▸ **Set task**
Quote, verbatim, all material below, without pictures.

(Raw records)
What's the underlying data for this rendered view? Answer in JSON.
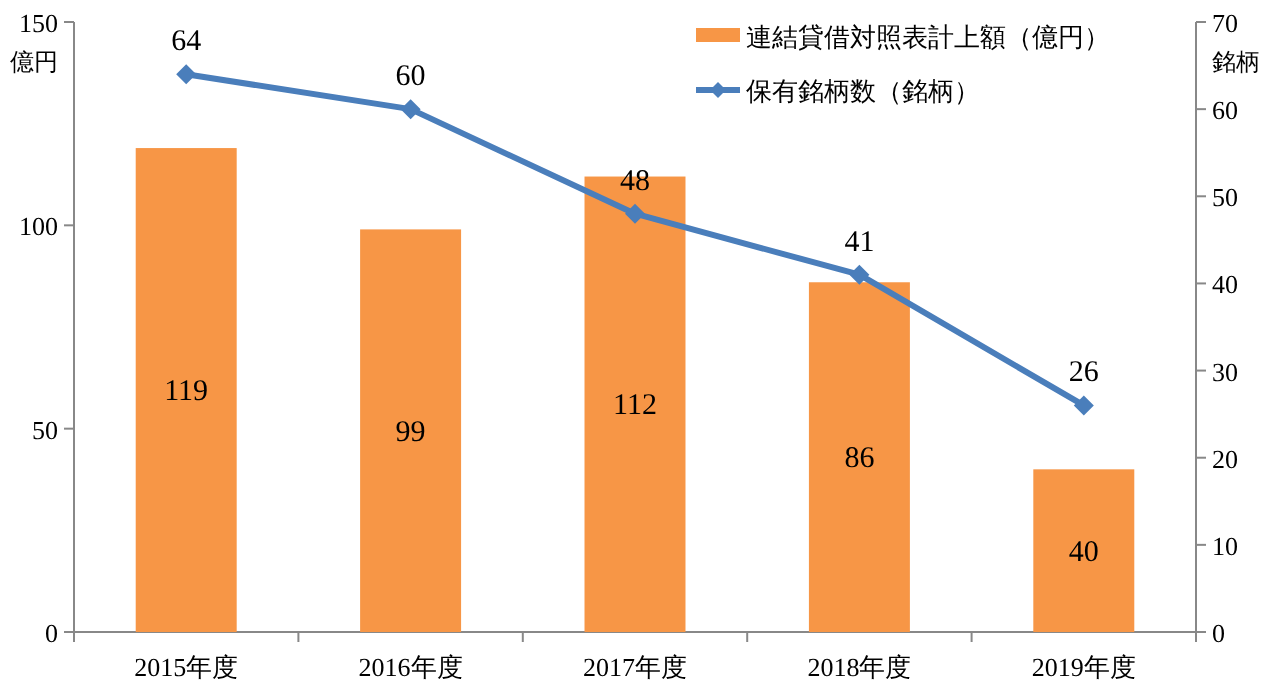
{
  "chart_data": {
    "type": "bar",
    "categories": [
      "2015年度",
      "2016年度",
      "2017年度",
      "2018年度",
      "2019年度"
    ],
    "series": [
      {
        "name": "連結貸借対照表計上額（億円）",
        "color": "#f79646",
        "values": [
          119,
          99,
          112,
          86,
          40
        ]
      },
      {
        "name": "保有銘柄数（銘柄）",
        "type": "line",
        "axis": "y2",
        "color": "#4a7ebb",
        "marker": "diamond",
        "values": [
          64,
          60,
          48,
          41,
          26
        ]
      }
    ],
    "ylabel": "億円",
    "y2label": "銘柄",
    "ylim": [
      0,
      150
    ],
    "yticks": [
      0,
      50,
      100,
      150
    ],
    "y2lim": [
      0,
      70
    ],
    "y2ticks": [
      0,
      10,
      20,
      30,
      40,
      50,
      60,
      70
    ],
    "data_labels": true,
    "legend": "top right",
    "grid": false
  }
}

▸ **Correct response**
What's the underlying data for this rendered view? Answer in JSON.
{
  "chart_data": {
    "type": "bar",
    "categories": [
      "2015年度",
      "2016年度",
      "2017年度",
      "2018年度",
      "2019年度"
    ],
    "series": [
      {
        "name": "連結貸借対照表計上額（億円）",
        "color": "#f79646",
        "values": [
          119,
          99,
          112,
          86,
          40
        ]
      },
      {
        "name": "保有銘柄数（銘柄）",
        "type": "line",
        "axis": "y2",
        "color": "#4a7ebb",
        "marker": "diamond",
        "values": [
          64,
          60,
          48,
          41,
          26
        ]
      }
    ],
    "ylabel": "億円",
    "y2label": "銘柄",
    "ylim": [
      0,
      150
    ],
    "yticks": [
      0,
      50,
      100,
      150
    ],
    "y2lim": [
      0,
      70
    ],
    "y2ticks": [
      0,
      10,
      20,
      30,
      40,
      50,
      60,
      70
    ],
    "data_labels": true,
    "legend": "top right",
    "grid": false
  }
}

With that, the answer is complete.